══ Record list
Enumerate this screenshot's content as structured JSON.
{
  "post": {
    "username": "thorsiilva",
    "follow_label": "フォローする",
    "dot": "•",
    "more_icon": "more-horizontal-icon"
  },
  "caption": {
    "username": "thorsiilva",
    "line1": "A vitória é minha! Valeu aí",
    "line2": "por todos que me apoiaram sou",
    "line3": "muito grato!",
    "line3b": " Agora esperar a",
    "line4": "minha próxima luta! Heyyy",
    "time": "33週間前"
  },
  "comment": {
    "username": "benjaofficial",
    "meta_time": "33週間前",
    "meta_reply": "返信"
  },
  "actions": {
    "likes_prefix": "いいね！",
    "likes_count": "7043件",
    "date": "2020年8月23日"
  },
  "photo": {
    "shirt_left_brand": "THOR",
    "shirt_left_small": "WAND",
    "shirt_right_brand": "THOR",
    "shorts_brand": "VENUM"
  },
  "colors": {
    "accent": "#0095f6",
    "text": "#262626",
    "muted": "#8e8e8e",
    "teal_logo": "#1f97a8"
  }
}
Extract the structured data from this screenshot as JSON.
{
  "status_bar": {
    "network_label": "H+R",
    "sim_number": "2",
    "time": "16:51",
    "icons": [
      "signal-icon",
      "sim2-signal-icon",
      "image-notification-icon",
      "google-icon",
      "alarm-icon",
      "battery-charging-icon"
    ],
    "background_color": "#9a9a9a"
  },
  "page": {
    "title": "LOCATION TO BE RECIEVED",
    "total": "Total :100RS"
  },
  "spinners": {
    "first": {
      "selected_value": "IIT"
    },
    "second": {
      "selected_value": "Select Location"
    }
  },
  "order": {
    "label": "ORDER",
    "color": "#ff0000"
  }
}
════
Faithfully copy every entry, leaving nothing out.

* _Solution_
Enumerate this screenshot's content as structured JSON.
{
  "post": {
    "username": "thorsiilva",
    "follow_label": "フォローする",
    "dot": "•",
    "more_icon": "more-horizontal-icon"
  },
  "caption": {
    "username": "thorsiilva",
    "line1": "A vitória é minha! Valeu aí",
    "line2": "por todos que me apoiaram sou",
    "line3": "muito grato!",
    "line3b": " Agora esperar a",
    "line4": "minha próxima luta! Heyyy",
    "time": "33週間前"
  },
  "comment": {
    "username": "benjaofficial",
    "meta_time": "33週間前",
    "meta_reply": "返信"
  },
  "actions": {
    "likes_prefix": "いいね！",
    "likes_count": "7043件",
    "date": "2020年8月23日"
  },
  "photo": {
    "shirt_left_brand": "THOR",
    "shirt_left_small": "WAND",
    "shirt_right_brand": "THOR",
    "shorts_brand": "VENUM"
  },
  "colors": {
    "accent": "#0095f6",
    "text": "#262626",
    "muted": "#8e8e8e",
    "teal_logo": "#1f97a8"
  }
}
Extract the structured data from this screenshot as JSON.
{
  "status_bar": {
    "network_label": "H+R",
    "sim_number": "2",
    "time": "16:51",
    "icons": [
      "signal-icon",
      "sim2-signal-icon",
      "image-notification-icon",
      "google-icon",
      "alarm-icon",
      "battery-charging-icon"
    ],
    "background_color": "#9a9a9a"
  },
  "page": {
    "title": "LOCATION TO BE RECIEVED",
    "total": "Total :100RS"
  },
  "spinners": {
    "first": {
      "selected_value": "IIT"
    },
    "second": {
      "selected_value": "Select Location"
    }
  },
  "order": {
    "label": "ORDER",
    "color": "#ff0000"
  }
}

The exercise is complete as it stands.